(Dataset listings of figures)

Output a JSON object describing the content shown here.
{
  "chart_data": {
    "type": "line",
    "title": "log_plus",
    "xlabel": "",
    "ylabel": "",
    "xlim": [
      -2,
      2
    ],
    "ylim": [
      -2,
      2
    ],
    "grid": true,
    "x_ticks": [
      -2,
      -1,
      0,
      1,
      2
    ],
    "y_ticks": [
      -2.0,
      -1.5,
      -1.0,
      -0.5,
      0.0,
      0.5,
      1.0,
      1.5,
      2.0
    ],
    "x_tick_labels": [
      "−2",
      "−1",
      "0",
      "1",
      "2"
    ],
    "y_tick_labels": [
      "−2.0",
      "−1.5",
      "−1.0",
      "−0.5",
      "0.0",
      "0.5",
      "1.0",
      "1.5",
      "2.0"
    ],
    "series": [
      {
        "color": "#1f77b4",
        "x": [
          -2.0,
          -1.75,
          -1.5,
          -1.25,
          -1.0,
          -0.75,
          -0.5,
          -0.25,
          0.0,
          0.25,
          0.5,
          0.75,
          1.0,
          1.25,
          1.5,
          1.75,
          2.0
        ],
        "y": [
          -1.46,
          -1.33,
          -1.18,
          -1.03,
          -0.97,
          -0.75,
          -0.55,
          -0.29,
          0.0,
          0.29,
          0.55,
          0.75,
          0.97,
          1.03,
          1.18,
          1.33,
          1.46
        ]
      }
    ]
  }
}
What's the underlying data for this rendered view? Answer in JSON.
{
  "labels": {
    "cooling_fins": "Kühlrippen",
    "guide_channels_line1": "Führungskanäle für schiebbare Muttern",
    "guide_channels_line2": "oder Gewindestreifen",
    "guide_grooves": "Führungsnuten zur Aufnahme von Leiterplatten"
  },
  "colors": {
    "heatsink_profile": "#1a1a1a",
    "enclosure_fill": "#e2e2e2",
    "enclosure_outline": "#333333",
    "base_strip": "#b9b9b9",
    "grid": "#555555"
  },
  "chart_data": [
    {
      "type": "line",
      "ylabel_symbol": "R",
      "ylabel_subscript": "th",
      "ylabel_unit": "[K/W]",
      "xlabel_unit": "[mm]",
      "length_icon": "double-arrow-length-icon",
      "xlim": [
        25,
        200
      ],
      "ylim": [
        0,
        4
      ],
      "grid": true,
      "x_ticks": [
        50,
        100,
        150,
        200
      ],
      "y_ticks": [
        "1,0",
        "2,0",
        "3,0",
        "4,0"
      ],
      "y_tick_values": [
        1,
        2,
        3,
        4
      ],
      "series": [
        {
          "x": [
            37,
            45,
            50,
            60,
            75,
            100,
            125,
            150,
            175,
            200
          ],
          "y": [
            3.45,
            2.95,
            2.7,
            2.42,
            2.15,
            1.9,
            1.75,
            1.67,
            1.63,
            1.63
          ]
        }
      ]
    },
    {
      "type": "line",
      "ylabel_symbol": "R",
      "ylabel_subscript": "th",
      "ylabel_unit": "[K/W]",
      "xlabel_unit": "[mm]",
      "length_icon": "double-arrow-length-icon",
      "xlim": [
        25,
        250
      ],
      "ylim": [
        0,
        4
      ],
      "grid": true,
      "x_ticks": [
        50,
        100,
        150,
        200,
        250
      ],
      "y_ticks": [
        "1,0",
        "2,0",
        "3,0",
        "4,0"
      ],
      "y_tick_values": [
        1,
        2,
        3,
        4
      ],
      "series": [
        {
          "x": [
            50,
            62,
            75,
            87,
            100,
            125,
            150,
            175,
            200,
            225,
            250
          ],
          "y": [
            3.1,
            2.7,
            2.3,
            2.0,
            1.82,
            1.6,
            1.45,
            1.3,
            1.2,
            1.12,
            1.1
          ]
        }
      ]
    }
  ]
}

*Exercise:* Using the data above, say how many lines include "grid". No other reply is needed.

*Written answer:* 4